Do this = How many lines in the records below hold the string "редакции"? Answer with the number alone.

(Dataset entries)
******
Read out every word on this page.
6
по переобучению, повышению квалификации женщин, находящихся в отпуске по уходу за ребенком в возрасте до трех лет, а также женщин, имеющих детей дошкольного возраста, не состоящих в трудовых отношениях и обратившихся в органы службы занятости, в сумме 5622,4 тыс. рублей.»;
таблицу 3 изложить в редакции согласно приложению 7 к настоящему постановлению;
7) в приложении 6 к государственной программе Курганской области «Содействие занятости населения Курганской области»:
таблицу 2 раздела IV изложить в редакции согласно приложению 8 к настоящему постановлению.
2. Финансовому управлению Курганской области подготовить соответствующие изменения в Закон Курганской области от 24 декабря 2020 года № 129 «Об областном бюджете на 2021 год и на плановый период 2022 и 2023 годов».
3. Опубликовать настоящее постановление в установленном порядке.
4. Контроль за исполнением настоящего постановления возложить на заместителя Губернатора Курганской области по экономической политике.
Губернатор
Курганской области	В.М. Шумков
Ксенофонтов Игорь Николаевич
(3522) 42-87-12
******
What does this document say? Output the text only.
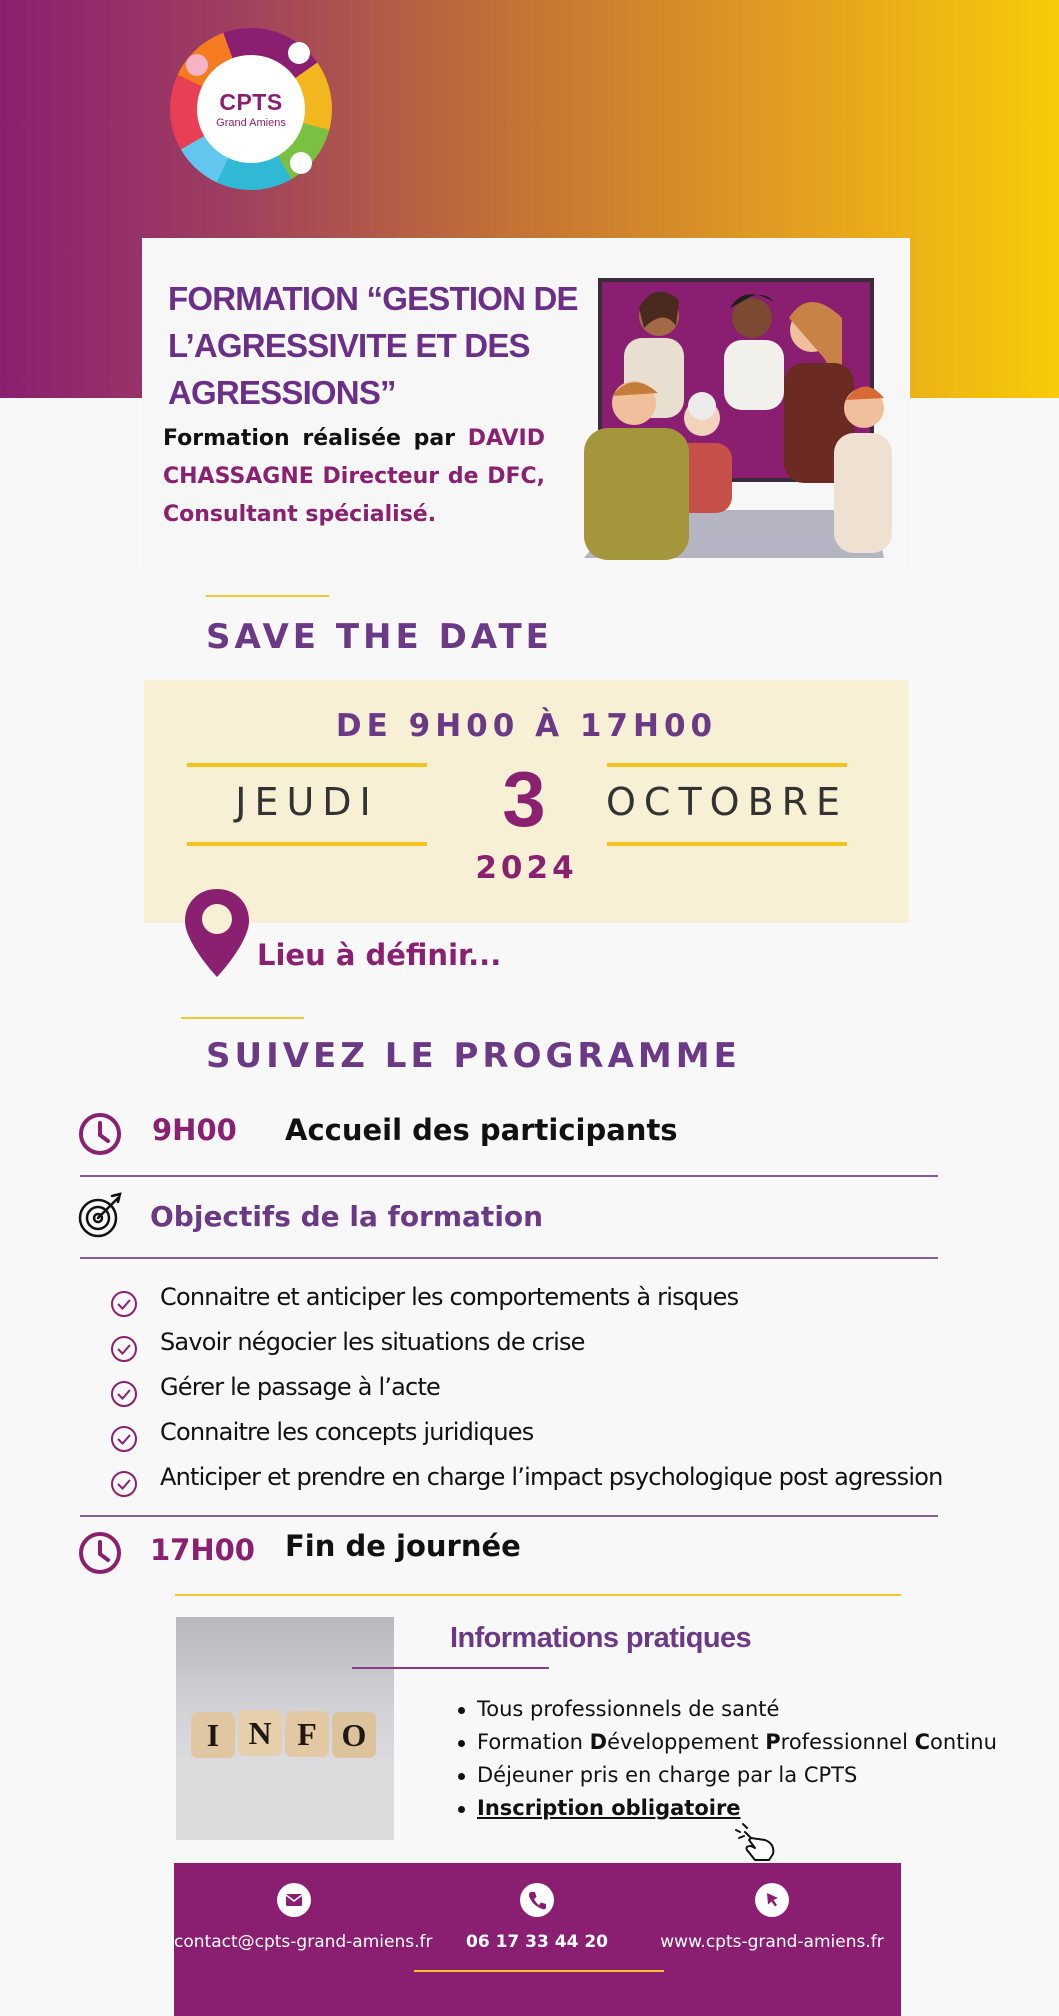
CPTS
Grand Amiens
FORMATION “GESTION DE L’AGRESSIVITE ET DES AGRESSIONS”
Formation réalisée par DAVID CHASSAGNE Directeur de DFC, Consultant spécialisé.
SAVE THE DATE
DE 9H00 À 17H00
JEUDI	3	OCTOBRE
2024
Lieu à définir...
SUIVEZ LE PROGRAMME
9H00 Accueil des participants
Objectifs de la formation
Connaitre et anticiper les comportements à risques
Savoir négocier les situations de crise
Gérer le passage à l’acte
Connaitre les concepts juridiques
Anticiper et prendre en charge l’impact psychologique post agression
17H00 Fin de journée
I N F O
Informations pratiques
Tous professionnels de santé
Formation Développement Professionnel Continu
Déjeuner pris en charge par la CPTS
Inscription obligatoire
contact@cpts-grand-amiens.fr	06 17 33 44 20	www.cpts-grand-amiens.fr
******
Answer to the problem = 2